Repeat, exactly and completely, the entries shown underneath.

# START OF Data excerpts

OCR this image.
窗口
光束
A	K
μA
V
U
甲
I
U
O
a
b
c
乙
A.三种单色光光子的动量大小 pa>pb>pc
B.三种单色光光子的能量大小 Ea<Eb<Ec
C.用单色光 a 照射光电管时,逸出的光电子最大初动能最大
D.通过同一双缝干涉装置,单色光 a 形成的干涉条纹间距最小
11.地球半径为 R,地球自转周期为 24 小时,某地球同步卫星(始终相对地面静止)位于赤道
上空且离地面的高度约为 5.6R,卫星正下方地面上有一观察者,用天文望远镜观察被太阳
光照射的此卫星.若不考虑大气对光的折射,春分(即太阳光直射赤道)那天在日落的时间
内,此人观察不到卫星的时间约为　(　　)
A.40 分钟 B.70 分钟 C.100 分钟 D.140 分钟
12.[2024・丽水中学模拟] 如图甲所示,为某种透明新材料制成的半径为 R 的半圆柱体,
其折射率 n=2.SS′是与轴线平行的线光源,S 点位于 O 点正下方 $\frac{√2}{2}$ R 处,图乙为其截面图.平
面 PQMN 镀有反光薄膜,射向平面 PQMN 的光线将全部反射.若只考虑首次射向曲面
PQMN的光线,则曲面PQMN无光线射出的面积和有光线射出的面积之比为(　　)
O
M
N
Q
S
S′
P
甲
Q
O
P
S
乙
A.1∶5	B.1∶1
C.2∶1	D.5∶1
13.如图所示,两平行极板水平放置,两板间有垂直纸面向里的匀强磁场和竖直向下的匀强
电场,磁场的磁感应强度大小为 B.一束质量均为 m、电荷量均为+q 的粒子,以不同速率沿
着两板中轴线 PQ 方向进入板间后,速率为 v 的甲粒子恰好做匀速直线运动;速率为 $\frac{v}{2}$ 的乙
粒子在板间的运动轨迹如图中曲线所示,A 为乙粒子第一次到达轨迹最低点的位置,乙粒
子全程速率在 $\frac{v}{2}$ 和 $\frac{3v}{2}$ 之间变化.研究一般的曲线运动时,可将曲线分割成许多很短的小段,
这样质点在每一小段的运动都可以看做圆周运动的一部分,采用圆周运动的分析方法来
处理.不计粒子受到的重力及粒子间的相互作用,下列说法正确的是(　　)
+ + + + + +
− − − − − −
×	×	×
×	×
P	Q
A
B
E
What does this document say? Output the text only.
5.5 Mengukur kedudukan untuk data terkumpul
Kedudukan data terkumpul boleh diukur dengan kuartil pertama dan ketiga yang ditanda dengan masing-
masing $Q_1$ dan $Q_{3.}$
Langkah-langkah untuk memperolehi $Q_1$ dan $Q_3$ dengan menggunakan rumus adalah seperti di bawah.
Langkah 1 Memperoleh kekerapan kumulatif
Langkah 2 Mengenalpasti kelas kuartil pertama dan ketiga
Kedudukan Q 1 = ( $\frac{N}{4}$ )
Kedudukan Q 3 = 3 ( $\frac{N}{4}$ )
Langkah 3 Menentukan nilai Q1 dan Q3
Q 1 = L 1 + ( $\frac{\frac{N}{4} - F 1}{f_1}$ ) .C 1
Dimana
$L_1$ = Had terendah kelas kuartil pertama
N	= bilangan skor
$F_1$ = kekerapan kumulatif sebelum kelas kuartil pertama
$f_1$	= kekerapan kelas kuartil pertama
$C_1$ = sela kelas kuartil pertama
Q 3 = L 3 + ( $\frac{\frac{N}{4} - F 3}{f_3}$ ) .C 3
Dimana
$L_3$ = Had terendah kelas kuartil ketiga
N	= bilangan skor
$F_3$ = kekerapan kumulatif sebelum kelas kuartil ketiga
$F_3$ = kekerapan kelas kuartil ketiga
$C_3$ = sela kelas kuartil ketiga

# END OF Data excerpts

*The answer*.
OCR this image.
窗口
光束
A	K
μA
V
U
甲
I
U
O
a
b
c
乙
A.三种单色光光子的动量大小 pa>pb>pc
B.三种单色光光子的能量大小 Ea<Eb<Ec
C.用单色光 a 照射光电管时,逸出的光电子最大初动能最大
D.通过同一双缝干涉装置,单色光 a 形成的干涉条纹间距最小
11.地球半径为 R,地球自转周期为 24 小时,某地球同步卫星(始终相对地面静止)位于赤道
上空且离地面的高度约为 5.6R,卫星正下方地面上有一观察者,用天文望远镜观察被太阳
光照射的此卫星.若不考虑大气对光的折射,春分(即太阳光直射赤道)那天在日落的时间
内,此人观察不到卫星的时间约为　(　　)
A.40 分钟 B.70 分钟 C.100 分钟 D.140 分钟
12.[2024・丽水中学模拟] 如图甲所示,为某种透明新材料制成的半径为 R 的半圆柱体,
其折射率 n=2.SS′是与轴线平行的线光源,S 点位于 O 点正下方 $\frac{√2}{2}$ R 处,图乙为其截面图.平
面 PQMN 镀有反光薄膜,射向平面 PQMN 的光线将全部反射.若只考虑首次射向曲面
PQMN的光线,则曲面PQMN无光线射出的面积和有光线射出的面积之比为(　　)
O
M
N
Q
S
S′
P
甲
Q
O
P
S
乙
A.1∶5	B.1∶1
C.2∶1	D.5∶1
13.如图所示,两平行极板水平放置,两板间有垂直纸面向里的匀强磁场和竖直向下的匀强
电场,磁场的磁感应强度大小为 B.一束质量均为 m、电荷量均为+q 的粒子,以不同速率沿
着两板中轴线 PQ 方向进入板间后,速率为 v 的甲粒子恰好做匀速直线运动;速率为 $\frac{v}{2}$ 的乙
粒子在板间的运动轨迹如图中曲线所示,A 为乙粒子第一次到达轨迹最低点的位置,乙粒
子全程速率在 $\frac{v}{2}$ 和 $\frac{3v}{2}$ 之间变化.研究一般的曲线运动时,可将曲线分割成许多很短的小段,
这样质点在每一小段的运动都可以看做圆周运动的一部分,采用圆周运动的分析方法来
处理.不计粒子受到的重力及粒子间的相互作用,下列说法正确的是(　　)
+ + + + + +
− − − − − −
×	×	×
×	×
P	Q
A
B
E
What does this document say? Output the text only.
5.5 Mengukur kedudukan untuk data terkumpul
Kedudukan data terkumpul boleh diukur dengan kuartil pertama dan ketiga yang ditanda dengan masing-
masing $Q_1$ dan $Q_{3.}$
Langkah-langkah untuk memperolehi $Q_1$ dan $Q_3$ dengan menggunakan rumus adalah seperti di bawah.
Langkah 1 Memperoleh kekerapan kumulatif
Langkah 2 Mengenalpasti kelas kuartil pertama dan ketiga
Kedudukan Q 1 = ( $\frac{N}{4}$ )
Kedudukan Q 3 = 3 ( $\frac{N}{4}$ )
Langkah 3 Menentukan nilai Q1 dan Q3
Q 1 = L 1 + ( $\frac{\frac{N}{4} - F 1}{f_1}$ ) .C 1
Dimana
$L_1$ = Had terendah kelas kuartil pertama
N	= bilangan skor
$F_1$ = kekerapan kumulatif sebelum kelas kuartil pertama
$f_1$	= kekerapan kelas kuartil pertama
$C_1$ = sela kelas kuartil pertama
Q 3 = L 3 + ( $\frac{\frac{N}{4} - F 3}{f_3}$ ) .C 3
Dimana
$L_3$ = Had terendah kelas kuartil ketiga
N	= bilangan skor
$F_3$ = kekerapan kumulatif sebelum kelas kuartil ketiga
$F_3$ = kekerapan kelas kuartil ketiga
$C_3$ = sela kelas kuartil ketiga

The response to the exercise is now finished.